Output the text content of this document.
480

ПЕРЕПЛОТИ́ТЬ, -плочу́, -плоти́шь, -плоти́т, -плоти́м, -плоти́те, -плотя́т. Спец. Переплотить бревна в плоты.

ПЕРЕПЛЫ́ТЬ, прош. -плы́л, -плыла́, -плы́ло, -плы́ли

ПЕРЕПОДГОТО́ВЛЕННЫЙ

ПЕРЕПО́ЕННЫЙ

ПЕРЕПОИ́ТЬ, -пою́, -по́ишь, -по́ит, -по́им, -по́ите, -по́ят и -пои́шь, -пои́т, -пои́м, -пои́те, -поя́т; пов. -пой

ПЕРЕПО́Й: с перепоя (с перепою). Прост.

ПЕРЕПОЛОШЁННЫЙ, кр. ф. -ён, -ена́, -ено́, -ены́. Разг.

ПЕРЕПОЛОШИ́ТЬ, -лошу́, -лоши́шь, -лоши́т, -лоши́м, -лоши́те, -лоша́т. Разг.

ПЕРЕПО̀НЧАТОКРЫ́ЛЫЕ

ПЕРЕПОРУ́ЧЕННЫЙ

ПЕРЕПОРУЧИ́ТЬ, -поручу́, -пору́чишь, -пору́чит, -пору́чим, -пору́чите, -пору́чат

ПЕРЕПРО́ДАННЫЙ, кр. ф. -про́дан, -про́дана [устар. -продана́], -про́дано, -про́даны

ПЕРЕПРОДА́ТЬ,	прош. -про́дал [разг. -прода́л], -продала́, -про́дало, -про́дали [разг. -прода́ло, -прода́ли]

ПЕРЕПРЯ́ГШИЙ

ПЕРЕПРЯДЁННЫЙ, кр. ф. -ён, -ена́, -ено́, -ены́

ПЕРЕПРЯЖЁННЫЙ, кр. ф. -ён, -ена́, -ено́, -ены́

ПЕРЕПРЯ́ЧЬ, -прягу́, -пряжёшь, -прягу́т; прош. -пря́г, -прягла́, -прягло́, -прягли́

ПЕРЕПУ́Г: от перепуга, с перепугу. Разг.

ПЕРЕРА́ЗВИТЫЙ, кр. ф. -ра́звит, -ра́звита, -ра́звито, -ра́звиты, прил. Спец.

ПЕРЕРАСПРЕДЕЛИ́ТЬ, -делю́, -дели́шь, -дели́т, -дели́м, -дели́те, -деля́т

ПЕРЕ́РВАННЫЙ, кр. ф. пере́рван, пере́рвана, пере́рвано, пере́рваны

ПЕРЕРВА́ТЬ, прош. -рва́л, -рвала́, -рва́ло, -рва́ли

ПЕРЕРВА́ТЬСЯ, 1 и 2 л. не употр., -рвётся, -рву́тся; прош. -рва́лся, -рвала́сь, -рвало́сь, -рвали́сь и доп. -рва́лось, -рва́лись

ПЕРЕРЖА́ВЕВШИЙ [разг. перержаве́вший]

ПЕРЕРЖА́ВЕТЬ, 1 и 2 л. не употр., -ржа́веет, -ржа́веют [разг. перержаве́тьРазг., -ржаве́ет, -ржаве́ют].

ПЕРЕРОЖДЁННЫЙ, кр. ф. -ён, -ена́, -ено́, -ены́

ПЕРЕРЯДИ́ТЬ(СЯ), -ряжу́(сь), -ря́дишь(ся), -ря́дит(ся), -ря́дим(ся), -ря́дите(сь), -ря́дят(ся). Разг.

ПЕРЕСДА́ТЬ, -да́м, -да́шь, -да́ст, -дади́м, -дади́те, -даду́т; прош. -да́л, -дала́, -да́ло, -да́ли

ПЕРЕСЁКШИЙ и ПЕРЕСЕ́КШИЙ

_REQUIREMENT_. Please restate the data word for word, every record included.

_SOLUTION_.
Output the text content of this document.
480

ПЕРЕПЛОТИ́ТЬ, -плочу́, -плоти́шь, -плоти́т, -плоти́м, -плоти́те, -плотя́т. Спец. Переплотить бревна в плоты.

ПЕРЕПЛЫ́ТЬ, прош. -плы́л, -плыла́, -плы́ло, -плы́ли

ПЕРЕПОДГОТО́ВЛЕННЫЙ

ПЕРЕПО́ЕННЫЙ

ПЕРЕПОИ́ТЬ, -пою́, -по́ишь, -по́ит, -по́им, -по́ите, -по́ят и -пои́шь, -пои́т, -пои́м, -пои́те, -поя́т; пов. -пой

ПЕРЕПО́Й: с перепоя (с перепою). Прост.

ПЕРЕПОЛОШЁННЫЙ, кр. ф. -ён, -ена́, -ено́, -ены́. Разг.

ПЕРЕПОЛОШИ́ТЬ, -лошу́, -лоши́шь, -лоши́т, -лоши́м, -лоши́те, -лоша́т. Разг.

ПЕРЕПО̀НЧАТОКРЫ́ЛЫЕ

ПЕРЕПОРУ́ЧЕННЫЙ

ПЕРЕПОРУЧИ́ТЬ, -поручу́, -пору́чишь, -пору́чит, -пору́чим, -пору́чите, -пору́чат

ПЕРЕПРО́ДАННЫЙ, кр. ф. -про́дан, -про́дана [устар. -продана́], -про́дано, -про́даны

ПЕРЕПРОДА́ТЬ,	прош. -про́дал [разг. -прода́л], -продала́, -про́дало, -про́дали [разг. -прода́ло, -прода́ли]

ПЕРЕПРЯ́ГШИЙ

ПЕРЕПРЯДЁННЫЙ, кр. ф. -ён, -ена́, -ено́, -ены́

ПЕРЕПРЯЖЁННЫЙ, кр. ф. -ён, -ена́, -ено́, -ены́

ПЕРЕПРЯ́ЧЬ, -прягу́, -пряжёшь, -прягу́т; прош. -пря́г, -прягла́, -прягло́, -прягли́

ПЕРЕПУ́Г: от перепуга, с перепугу. Разг.

ПЕРЕРА́ЗВИТЫЙ, кр. ф. -ра́звит, -ра́звита, -ра́звито, -ра́звиты, прил. Спец.

ПЕРЕРАСПРЕДЕЛИ́ТЬ, -делю́, -дели́шь, -дели́т, -дели́м, -дели́те, -деля́т

ПЕРЕ́РВАННЫЙ, кр. ф. пере́рван, пере́рвана, пере́рвано, пере́рваны

ПЕРЕРВА́ТЬ, прош. -рва́л, -рвала́, -рва́ло, -рва́ли

ПЕРЕРВА́ТЬСЯ, 1 и 2 л. не употр., -рвётся, -рву́тся; прош. -рва́лся, -рвала́сь, -рвало́сь, -рвали́сь и доп. -рва́лось, -рва́лись

ПЕРЕРЖА́ВЕВШИЙ [разг. перержаве́вший]

ПЕРЕРЖА́ВЕТЬ, 1 и 2 л. не употр., -ржа́веет, -ржа́веют [разг. перержаве́тьРазг., -ржаве́ет, -ржаве́ют].

ПЕРЕРОЖДЁННЫЙ, кр. ф. -ён, -ена́, -ено́, -ены́

ПЕРЕРЯДИ́ТЬ(СЯ), -ряжу́(сь), -ря́дишь(ся), -ря́дит(ся), -ря́дим(ся), -ря́дите(сь), -ря́дят(ся). Разг.

ПЕРЕСДА́ТЬ, -да́м, -да́шь, -да́ст, -дади́м, -дади́те, -даду́т; прош. -да́л, -дала́, -да́ло, -да́ли

ПЕРЕСЁКШИЙ и ПЕРЕСЕ́КШИЙ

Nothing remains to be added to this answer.